» **YOUR OBJECTIVE**
Transcribe every line exactly. Leave the pictures behind.

•••

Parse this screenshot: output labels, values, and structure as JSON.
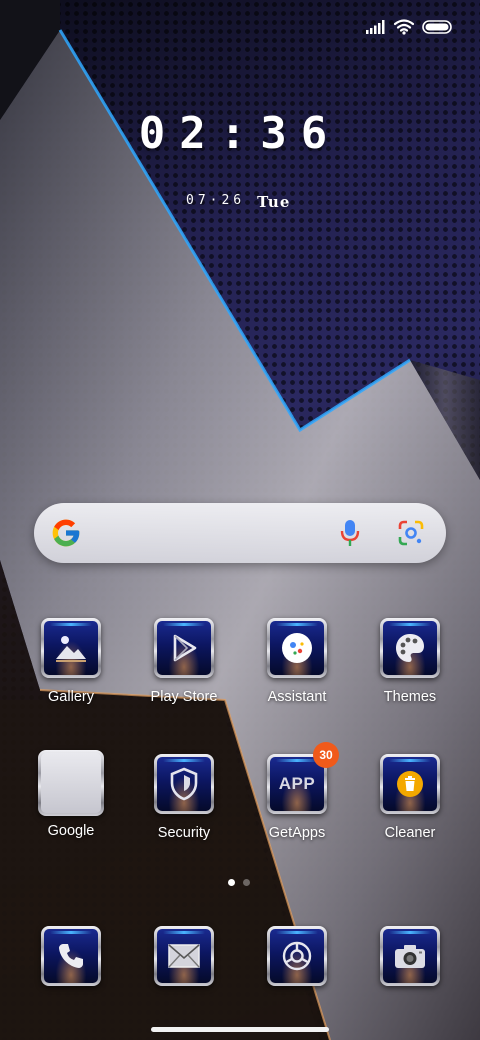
{
  "status_bar": {
    "icons": [
      "signal-icon",
      "wifi-icon",
      "battery-icon"
    ]
  },
  "clock": {
    "time": "02:36",
    "date": "07·26",
    "weekday": "Tue"
  },
  "search_bar": {
    "icons": [
      "google-logo-icon",
      "microphone-icon",
      "google-lens-icon"
    ]
  },
  "apps": [
    {
      "label": "Gallery",
      "icon": "gallery-icon"
    },
    {
      "label": "Play Store",
      "icon": "play-store-icon"
    },
    {
      "label": "Assistant",
      "icon": "assistant-icon"
    },
    {
      "label": "Themes",
      "icon": "themes-palette-icon"
    },
    {
      "label": "Google",
      "icon": "google-folder-icon"
    },
    {
      "label": "Security",
      "icon": "security-shield-icon"
    },
    {
      "label": "GetApps",
      "icon": "getapps-icon",
      "badge": "30",
      "icon_text": "APP"
    },
    {
      "label": "Cleaner",
      "icon": "cleaner-trash-icon"
    }
  ],
  "page_indicator": {
    "pages": 2,
    "current": 1
  },
  "dock": [
    {
      "icon": "phone-icon"
    },
    {
      "icon": "messages-envelope-icon"
    },
    {
      "icon": "browser-icon"
    },
    {
      "icon": "camera-icon"
    }
  ],
  "colors": {
    "badge": "#f05a1a",
    "icon_blue": "#0c1660",
    "accent_glow": "#49b4ff"
  }
}
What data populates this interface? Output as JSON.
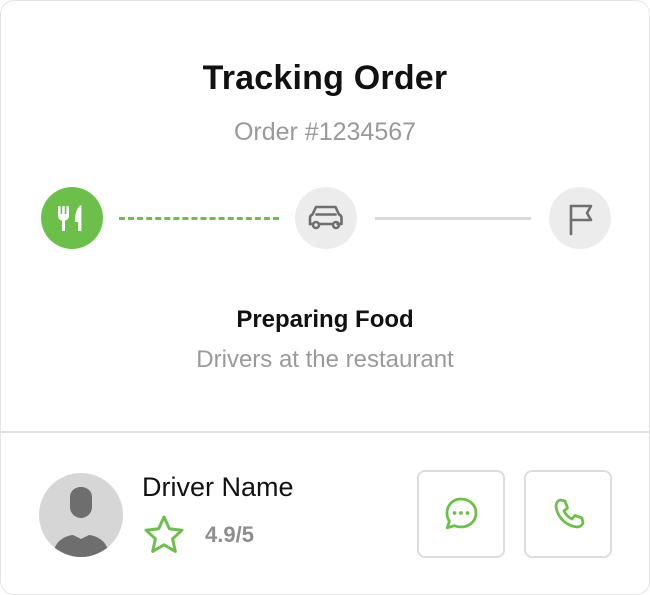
{
  "header": {
    "title": "Tracking Order",
    "order_number": "Order #1234567"
  },
  "progress": {
    "steps": [
      {
        "icon": "fork-knife-icon",
        "state": "active"
      },
      {
        "icon": "car-icon",
        "state": "pending"
      },
      {
        "icon": "flag-icon",
        "state": "pending"
      }
    ],
    "segments": [
      "in-progress",
      "pending"
    ]
  },
  "status": {
    "title": "Preparing Food",
    "subtitle": "Drivers at the restaurant"
  },
  "driver": {
    "name": "Driver Name",
    "rating": "4.9/5",
    "avatar_icon": "person-silhouette-icon",
    "rating_icon": "star-icon"
  },
  "actions": {
    "chat_icon": "chat-bubble-icon",
    "call_icon": "phone-icon"
  },
  "colors": {
    "accent": "#6cc04a",
    "inactive_circle": "#ececec",
    "inactive_icon": "#6f6f6f",
    "inactive_line": "#d9d9d9",
    "text_muted": "#9a9a9a"
  }
}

•••

» **TASK OUTPUT**
Parse this screenshot: output labels, values, and structure as JSON.
{
  "status_bar": {
    "icons": [
      "signal-icon",
      "wifi-icon",
      "battery-icon"
    ]
  },
  "clock": {
    "time": "02:36",
    "date": "07·26",
    "weekday": "Tue"
  },
  "search_bar": {
    "icons": [
      "google-logo-icon",
      "microphone-icon",
      "google-lens-icon"
    ]
  },
  "apps": [
    {
      "label": "Gallery",
      "icon": "gallery-icon"
    },
    {
      "label": "Play Store",
      "icon": "play-store-icon"
    },
    {
      "label": "Assistant",
      "icon": "assistant-icon"
    },
    {
      "label": "Themes",
      "icon": "themes-palette-icon"
    },
    {
      "label": "Google",
      "icon": "google-folder-icon"
    },
    {
      "label": "Security",
      "icon": "security-shield-icon"
    },
    {
      "label": "GetApps",
      "icon": "getapps-icon",
      "badge": "30",
      "icon_text": "APP"
    },
    {
      "label": "Cleaner",
      "icon": "cleaner-trash-icon"
    }
  ],
  "page_indicator": {
    "pages": 2,
    "current": 1
  },
  "dock": [
    {
      "icon": "phone-icon"
    },
    {
      "icon": "messages-envelope-icon"
    },
    {
      "icon": "browser-icon"
    },
    {
      "icon": "camera-icon"
    }
  ],
  "colors": {
    "badge": "#f05a1a",
    "icon_blue": "#0c1660",
    "accent_glow": "#49b4ff"
  }
}
What data populates this interface? Output as JSON.
{
  "header": {
    "title": "Tracking Order",
    "order_number": "Order #1234567"
  },
  "progress": {
    "steps": [
      {
        "icon": "fork-knife-icon",
        "state": "active"
      },
      {
        "icon": "car-icon",
        "state": "pending"
      },
      {
        "icon": "flag-icon",
        "state": "pending"
      }
    ],
    "segments": [
      "in-progress",
      "pending"
    ]
  },
  "status": {
    "title": "Preparing Food",
    "subtitle": "Drivers at the restaurant"
  },
  "driver": {
    "name": "Driver Name",
    "rating": "4.9/5",
    "avatar_icon": "person-silhouette-icon",
    "rating_icon": "star-icon"
  },
  "actions": {
    "chat_icon": "chat-bubble-icon",
    "call_icon": "phone-icon"
  },
  "colors": {
    "accent": "#6cc04a",
    "inactive_circle": "#ececec",
    "inactive_icon": "#6f6f6f",
    "inactive_line": "#d9d9d9",
    "text_muted": "#9a9a9a"
  }
}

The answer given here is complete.